> _Exercise prompt_
Copy every line of the records below where the word "вправе" occurs.

[Data records]

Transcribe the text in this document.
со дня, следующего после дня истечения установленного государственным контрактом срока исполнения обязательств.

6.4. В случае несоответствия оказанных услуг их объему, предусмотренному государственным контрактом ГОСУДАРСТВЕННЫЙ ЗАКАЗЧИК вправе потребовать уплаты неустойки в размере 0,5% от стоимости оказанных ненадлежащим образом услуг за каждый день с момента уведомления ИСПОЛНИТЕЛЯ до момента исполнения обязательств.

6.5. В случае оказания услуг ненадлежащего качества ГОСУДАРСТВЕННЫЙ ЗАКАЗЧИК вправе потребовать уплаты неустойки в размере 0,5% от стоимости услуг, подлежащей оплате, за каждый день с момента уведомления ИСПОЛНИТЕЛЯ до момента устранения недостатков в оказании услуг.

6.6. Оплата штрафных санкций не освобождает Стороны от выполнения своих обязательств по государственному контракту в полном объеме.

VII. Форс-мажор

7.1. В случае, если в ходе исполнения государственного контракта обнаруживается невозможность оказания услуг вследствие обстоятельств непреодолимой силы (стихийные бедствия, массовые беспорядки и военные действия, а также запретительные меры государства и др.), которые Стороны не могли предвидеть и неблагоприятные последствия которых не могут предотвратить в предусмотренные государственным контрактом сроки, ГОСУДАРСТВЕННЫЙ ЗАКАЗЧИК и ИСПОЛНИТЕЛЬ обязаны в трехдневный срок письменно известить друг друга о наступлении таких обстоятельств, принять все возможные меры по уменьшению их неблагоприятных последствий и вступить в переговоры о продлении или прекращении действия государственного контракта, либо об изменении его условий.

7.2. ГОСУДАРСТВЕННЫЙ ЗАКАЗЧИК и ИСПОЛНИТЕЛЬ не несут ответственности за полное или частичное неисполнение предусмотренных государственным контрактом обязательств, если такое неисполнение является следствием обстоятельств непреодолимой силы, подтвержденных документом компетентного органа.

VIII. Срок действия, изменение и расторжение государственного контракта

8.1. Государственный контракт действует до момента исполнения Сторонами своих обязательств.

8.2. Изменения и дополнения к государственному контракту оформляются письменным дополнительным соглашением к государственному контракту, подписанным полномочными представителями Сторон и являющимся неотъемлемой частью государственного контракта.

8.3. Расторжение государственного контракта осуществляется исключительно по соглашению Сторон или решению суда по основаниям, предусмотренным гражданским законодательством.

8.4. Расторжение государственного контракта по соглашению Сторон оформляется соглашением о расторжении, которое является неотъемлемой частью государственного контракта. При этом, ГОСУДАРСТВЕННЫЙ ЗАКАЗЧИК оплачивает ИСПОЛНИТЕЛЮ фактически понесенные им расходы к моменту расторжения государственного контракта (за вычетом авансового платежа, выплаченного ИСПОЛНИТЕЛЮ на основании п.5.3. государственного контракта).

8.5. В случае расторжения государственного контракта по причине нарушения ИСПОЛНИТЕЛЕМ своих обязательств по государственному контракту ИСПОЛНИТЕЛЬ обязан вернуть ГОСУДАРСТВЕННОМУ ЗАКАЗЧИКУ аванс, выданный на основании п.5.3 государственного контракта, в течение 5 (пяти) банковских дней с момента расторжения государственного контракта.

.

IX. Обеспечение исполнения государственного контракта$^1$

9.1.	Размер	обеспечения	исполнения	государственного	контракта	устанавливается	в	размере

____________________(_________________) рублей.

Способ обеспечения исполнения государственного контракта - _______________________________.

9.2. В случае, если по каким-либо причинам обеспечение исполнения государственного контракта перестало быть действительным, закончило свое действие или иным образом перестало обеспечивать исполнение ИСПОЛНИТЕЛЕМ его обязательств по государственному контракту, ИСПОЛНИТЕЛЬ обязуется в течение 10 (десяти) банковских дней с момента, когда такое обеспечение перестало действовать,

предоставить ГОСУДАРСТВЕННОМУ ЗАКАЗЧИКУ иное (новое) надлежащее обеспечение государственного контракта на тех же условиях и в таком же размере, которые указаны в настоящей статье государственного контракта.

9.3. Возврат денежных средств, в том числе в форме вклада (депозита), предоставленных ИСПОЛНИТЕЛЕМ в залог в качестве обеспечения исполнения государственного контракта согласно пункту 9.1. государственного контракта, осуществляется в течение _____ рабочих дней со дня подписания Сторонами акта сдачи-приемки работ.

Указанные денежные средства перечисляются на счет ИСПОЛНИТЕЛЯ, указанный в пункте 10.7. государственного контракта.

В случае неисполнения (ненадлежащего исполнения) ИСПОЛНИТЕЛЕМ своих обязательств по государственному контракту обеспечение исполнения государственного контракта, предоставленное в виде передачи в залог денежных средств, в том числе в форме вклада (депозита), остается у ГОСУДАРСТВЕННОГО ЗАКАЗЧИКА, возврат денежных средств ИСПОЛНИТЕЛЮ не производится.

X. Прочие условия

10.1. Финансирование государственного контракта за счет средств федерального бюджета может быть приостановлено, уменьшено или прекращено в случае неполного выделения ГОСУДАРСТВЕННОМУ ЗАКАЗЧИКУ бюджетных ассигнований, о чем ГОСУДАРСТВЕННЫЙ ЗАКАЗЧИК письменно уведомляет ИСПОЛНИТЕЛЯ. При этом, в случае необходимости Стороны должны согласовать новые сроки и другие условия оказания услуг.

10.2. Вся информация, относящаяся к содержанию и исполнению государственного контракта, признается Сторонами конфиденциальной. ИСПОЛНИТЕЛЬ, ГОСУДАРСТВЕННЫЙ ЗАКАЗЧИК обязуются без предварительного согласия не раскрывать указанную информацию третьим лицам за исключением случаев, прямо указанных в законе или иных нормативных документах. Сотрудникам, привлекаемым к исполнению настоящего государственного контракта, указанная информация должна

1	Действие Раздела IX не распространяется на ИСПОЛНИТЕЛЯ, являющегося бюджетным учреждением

> _Output of the exercise_
6.4. В случае несоответствия оказанных услуг их объему, предусмотренному государственным контрактом ГОСУДАРСТВЕННЫЙ ЗАКАЗЧИК вправе потребовать уплаты неустойки в размере 0,5% от стоимости оказанных ненадлежащим образом услуг за каждый день с момента уведомления ИСПОЛНИТЕЛЯ до момента исполнения обязательств.
6.5. В случае оказания услуг ненадлежащего качества ГОСУДАРСТВЕННЫЙ ЗАКАЗЧИК вправе потребовать уплаты неустойки в размере 0,5% от стоимости услуг, подлежащей оплате, за каждый день с момента уведомления ИСПОЛНИТЕЛЯ до момента устранения недостатков в оказании услуг.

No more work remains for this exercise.